## start Entries supplied

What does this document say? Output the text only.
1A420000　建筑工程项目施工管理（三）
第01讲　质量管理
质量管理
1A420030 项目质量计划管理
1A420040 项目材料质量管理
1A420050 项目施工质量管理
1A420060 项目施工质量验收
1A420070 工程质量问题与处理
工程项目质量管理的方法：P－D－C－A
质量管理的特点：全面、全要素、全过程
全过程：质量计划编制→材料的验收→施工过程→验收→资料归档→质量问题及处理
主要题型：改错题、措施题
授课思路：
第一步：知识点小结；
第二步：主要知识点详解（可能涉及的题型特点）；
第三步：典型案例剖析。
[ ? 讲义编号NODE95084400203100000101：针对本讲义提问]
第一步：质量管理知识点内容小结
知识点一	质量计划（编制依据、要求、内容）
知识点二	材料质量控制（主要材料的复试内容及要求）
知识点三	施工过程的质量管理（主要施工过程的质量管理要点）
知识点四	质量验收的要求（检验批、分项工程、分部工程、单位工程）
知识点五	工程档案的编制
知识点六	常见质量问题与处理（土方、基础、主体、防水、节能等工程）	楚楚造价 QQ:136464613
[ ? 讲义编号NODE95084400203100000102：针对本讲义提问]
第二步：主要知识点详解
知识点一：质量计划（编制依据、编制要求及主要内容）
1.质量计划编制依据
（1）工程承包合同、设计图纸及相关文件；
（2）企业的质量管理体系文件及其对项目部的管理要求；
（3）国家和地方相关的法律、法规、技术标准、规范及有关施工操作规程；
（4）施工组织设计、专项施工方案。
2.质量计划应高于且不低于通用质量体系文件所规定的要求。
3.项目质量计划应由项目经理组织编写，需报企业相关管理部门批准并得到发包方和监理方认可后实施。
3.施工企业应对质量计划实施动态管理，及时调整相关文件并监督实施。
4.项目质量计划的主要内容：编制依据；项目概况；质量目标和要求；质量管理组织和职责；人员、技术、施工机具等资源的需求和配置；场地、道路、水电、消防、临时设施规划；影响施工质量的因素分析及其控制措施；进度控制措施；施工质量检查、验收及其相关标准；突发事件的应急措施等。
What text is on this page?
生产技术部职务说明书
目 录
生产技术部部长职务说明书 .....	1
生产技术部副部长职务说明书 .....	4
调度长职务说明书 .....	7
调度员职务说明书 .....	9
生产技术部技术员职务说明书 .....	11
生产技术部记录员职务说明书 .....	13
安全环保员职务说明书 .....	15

## end Entries supplied

List all lines from the entries that include the word "this".

What does this document say? Output the text only.
What text is on this page?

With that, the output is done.